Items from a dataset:
────

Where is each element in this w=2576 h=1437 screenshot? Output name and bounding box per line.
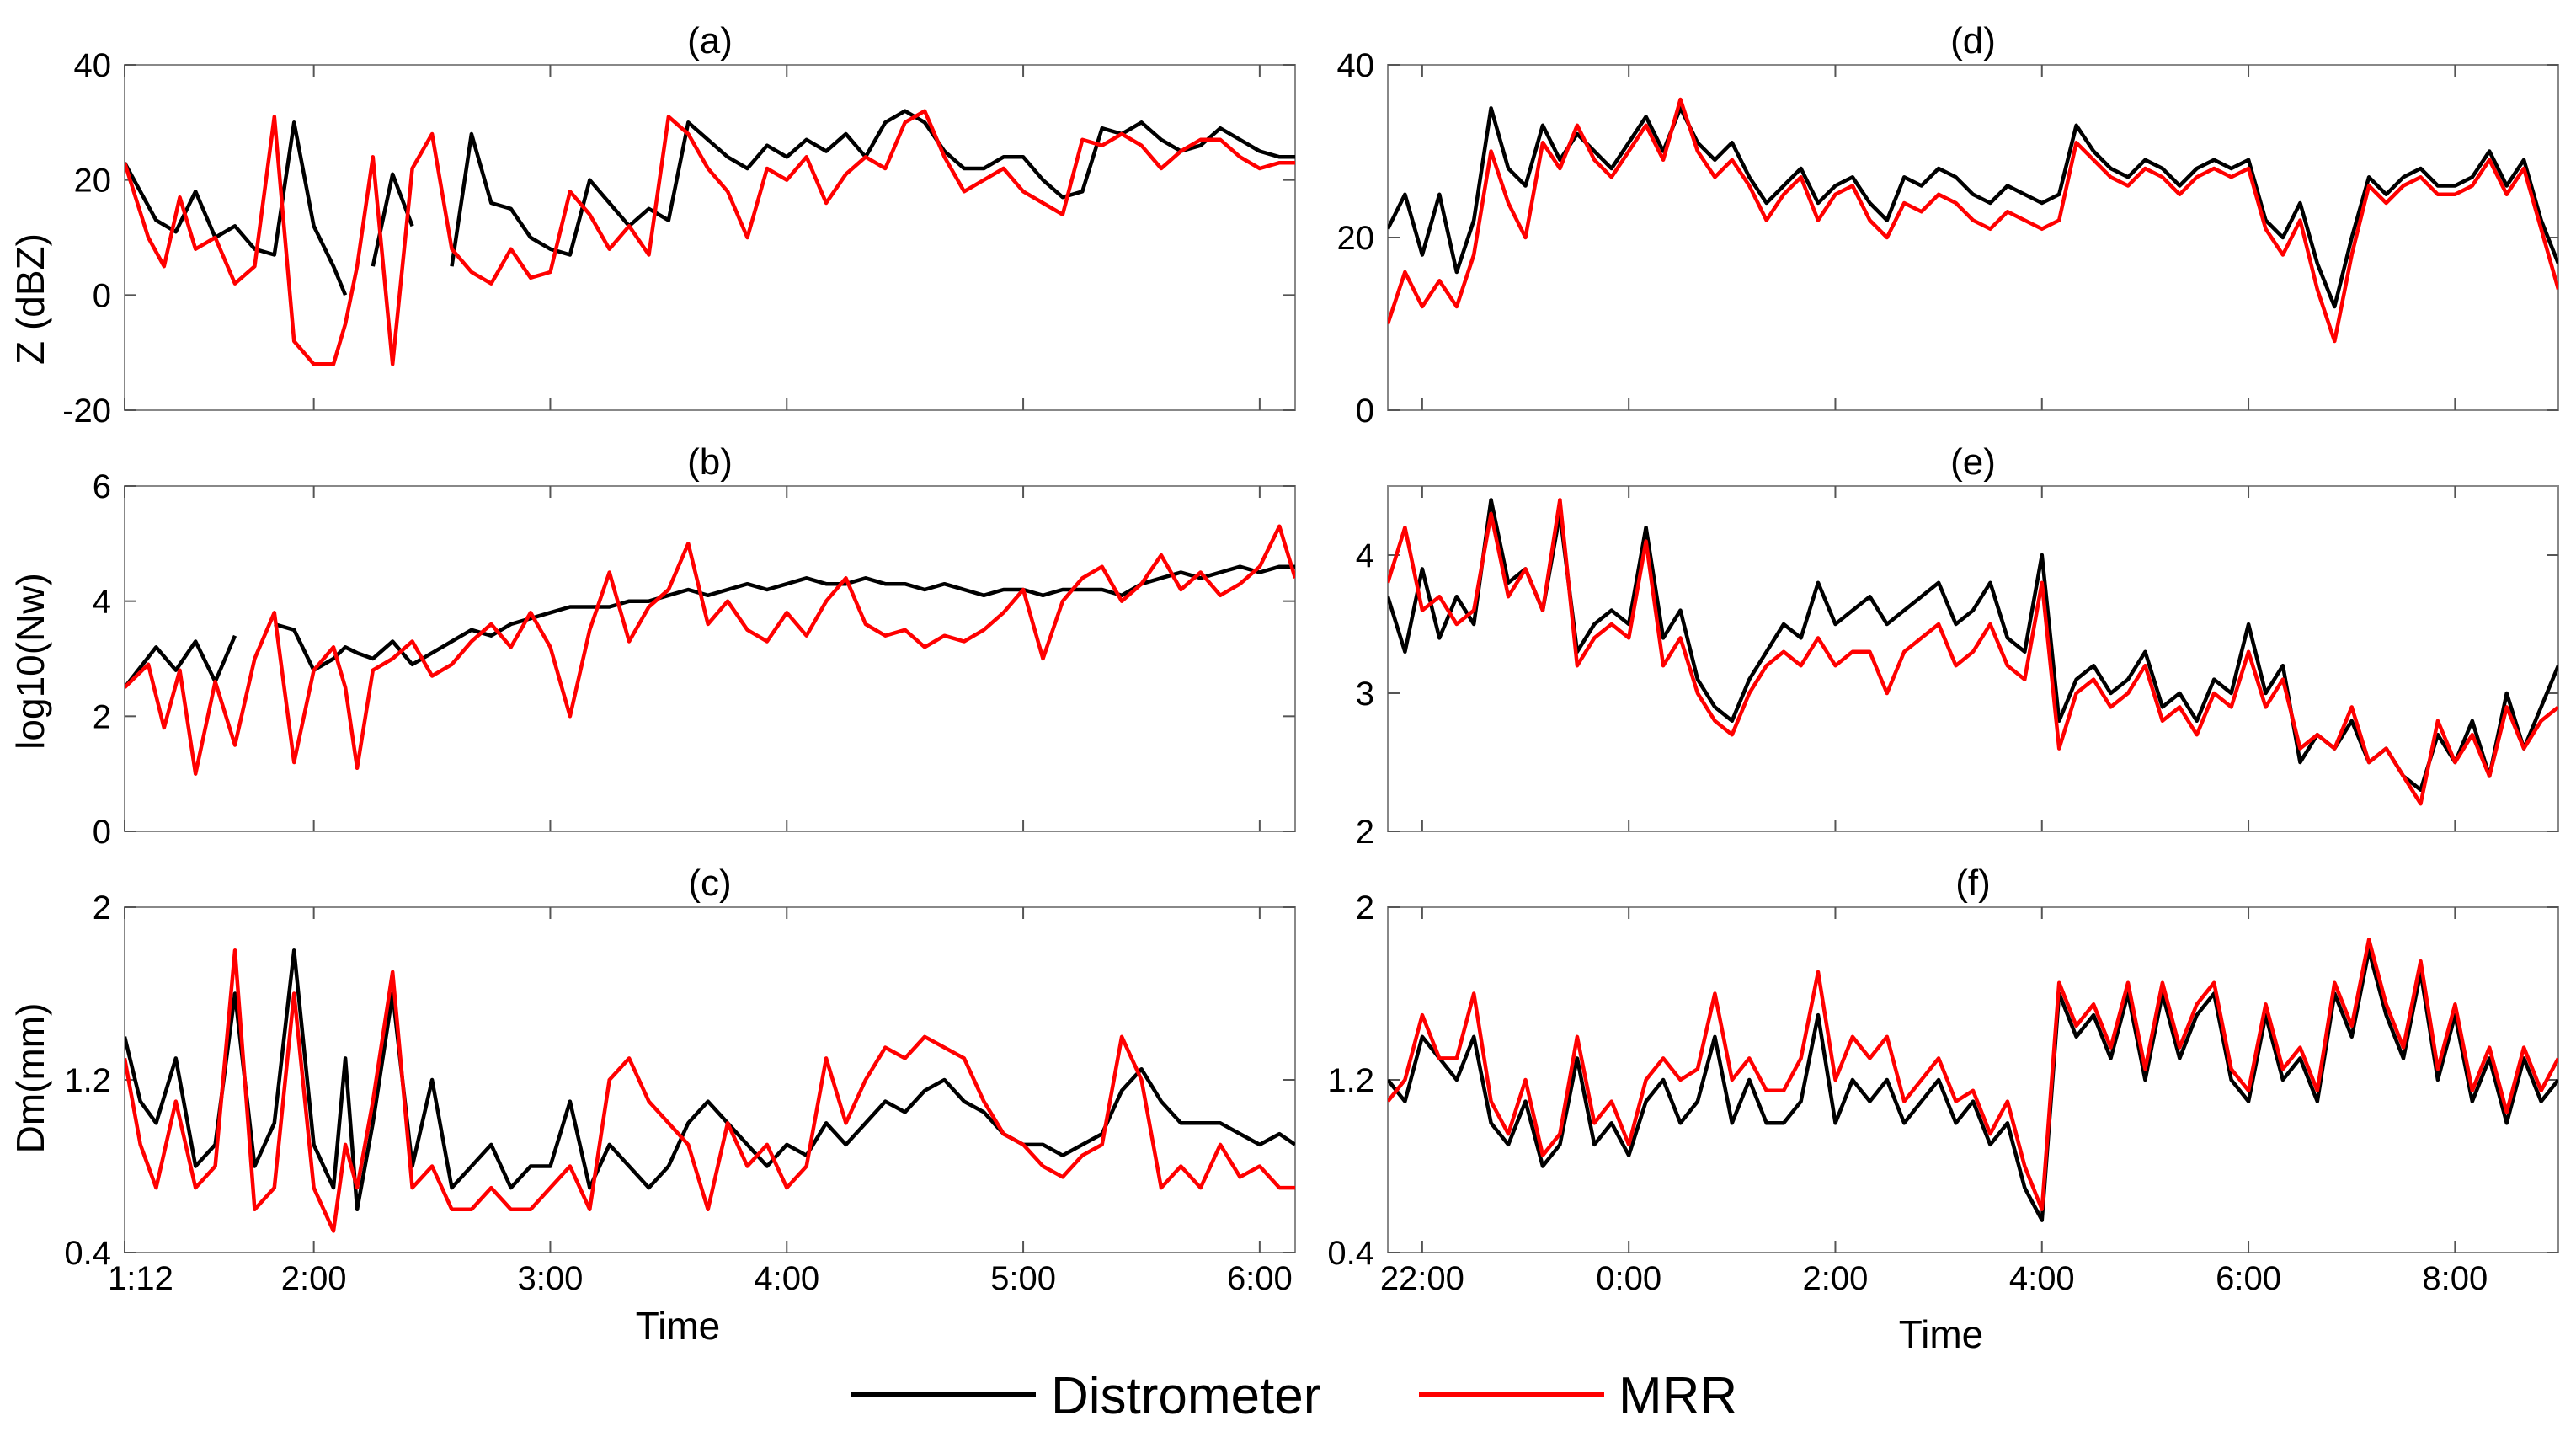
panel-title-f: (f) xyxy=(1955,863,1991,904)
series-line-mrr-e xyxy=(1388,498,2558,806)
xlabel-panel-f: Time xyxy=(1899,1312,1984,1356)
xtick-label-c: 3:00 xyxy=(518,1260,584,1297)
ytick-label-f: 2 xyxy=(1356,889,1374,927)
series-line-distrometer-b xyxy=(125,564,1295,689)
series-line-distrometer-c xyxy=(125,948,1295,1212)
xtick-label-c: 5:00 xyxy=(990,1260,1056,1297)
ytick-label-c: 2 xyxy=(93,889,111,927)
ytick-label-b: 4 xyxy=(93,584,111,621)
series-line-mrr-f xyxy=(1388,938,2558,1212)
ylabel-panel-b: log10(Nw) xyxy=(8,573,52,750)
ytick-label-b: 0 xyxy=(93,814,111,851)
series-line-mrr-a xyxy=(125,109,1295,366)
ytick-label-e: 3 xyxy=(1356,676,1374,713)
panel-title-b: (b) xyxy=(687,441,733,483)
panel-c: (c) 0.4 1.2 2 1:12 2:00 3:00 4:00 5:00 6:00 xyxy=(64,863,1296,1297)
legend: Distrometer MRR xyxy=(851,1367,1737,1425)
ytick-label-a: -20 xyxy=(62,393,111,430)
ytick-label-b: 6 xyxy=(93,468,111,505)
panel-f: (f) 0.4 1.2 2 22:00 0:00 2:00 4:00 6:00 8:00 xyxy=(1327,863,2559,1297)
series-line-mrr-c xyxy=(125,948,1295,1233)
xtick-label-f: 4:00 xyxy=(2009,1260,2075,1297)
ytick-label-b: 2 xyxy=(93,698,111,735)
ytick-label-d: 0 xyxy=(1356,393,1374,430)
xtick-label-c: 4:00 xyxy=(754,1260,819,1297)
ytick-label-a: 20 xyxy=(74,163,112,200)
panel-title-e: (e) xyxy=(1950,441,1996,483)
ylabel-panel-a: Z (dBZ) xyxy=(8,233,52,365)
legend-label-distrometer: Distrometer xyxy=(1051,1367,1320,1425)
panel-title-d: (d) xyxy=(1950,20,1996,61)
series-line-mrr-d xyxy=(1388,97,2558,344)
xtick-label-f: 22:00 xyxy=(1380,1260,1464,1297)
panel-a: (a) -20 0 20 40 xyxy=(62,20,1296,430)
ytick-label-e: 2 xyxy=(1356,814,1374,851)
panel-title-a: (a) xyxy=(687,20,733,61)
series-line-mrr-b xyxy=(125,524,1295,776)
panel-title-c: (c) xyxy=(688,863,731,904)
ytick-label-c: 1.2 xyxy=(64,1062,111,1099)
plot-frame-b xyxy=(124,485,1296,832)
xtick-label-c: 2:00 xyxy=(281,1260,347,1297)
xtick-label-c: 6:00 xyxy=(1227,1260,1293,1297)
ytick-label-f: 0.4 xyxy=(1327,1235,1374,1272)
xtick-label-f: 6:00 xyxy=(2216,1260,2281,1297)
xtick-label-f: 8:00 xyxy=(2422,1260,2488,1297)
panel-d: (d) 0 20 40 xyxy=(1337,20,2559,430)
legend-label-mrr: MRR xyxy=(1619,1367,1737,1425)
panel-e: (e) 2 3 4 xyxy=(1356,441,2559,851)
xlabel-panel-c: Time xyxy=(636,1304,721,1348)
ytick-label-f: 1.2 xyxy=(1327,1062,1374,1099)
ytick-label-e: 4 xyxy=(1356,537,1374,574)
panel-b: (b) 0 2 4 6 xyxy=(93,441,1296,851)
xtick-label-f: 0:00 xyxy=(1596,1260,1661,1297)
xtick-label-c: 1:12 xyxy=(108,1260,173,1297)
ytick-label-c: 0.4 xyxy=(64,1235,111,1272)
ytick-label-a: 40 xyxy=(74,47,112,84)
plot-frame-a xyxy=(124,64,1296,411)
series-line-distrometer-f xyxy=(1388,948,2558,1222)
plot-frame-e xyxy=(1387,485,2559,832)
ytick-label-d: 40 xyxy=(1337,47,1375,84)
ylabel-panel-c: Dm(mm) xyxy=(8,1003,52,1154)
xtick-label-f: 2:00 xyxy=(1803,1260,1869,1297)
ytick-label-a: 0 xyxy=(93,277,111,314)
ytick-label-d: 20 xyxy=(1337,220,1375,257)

────

Task objective:
Gather every line above that contains the string "frame". Case counts.

Answer below:
plot-frame-b xyxy=(124,485,1296,832)
plot-frame-a xyxy=(124,64,1296,411)
plot-frame-e xyxy=(1387,485,2559,832)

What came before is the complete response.